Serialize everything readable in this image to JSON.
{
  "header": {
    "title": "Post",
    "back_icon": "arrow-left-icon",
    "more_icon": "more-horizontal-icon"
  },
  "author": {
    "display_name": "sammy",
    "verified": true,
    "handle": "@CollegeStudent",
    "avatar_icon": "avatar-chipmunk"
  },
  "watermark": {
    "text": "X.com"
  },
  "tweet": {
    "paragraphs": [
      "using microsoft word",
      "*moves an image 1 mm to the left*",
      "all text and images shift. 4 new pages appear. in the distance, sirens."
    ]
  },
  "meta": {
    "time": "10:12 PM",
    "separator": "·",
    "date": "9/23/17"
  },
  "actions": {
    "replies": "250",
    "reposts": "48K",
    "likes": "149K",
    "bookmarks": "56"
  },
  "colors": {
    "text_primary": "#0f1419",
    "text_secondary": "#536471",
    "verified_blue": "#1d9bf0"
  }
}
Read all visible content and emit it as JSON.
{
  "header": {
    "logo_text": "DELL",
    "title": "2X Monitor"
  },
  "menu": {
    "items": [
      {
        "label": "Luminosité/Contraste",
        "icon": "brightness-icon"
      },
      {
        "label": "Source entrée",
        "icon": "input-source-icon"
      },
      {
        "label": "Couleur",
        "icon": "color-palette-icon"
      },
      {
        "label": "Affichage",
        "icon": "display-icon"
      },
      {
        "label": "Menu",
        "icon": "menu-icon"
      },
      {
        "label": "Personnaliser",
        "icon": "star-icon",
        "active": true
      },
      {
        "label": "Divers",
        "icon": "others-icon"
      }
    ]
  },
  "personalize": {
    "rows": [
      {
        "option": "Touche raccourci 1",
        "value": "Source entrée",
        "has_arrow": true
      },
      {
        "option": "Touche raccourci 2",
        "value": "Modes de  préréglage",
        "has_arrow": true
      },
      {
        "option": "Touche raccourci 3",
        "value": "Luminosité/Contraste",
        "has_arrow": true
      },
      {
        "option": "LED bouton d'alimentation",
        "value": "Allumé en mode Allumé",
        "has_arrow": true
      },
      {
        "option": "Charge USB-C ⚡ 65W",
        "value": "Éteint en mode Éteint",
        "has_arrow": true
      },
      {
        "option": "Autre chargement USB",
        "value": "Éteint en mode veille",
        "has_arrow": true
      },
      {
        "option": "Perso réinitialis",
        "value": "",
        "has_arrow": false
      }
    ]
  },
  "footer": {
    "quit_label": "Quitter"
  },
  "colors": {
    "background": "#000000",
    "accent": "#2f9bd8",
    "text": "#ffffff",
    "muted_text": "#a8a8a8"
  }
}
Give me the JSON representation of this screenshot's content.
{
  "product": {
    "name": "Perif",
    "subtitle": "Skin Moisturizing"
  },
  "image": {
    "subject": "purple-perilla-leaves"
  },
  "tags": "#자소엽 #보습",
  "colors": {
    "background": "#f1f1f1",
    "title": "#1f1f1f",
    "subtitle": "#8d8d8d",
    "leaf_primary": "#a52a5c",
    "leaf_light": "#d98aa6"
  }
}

══════════════════════════════

Starting at the line that contains "Give me the", repeat each line exactly through the last one in the listing. Include both of those lines and nothing more.

* [WRITTEN SOLUTION]
Give me the JSON representation of this screenshot's content.
{
  "product": {
    "name": "Perif",
    "subtitle": "Skin Moisturizing"
  },
  "image": {
    "subject": "purple-perilla-leaves"
  },
  "tags": "#자소엽 #보습",
  "colors": {
    "background": "#f1f1f1",
    "title": "#1f1f1f",
    "subtitle": "#8d8d8d",
    "leaf_primary": "#a52a5c",
    "leaf_light": "#d98aa6"
  }
}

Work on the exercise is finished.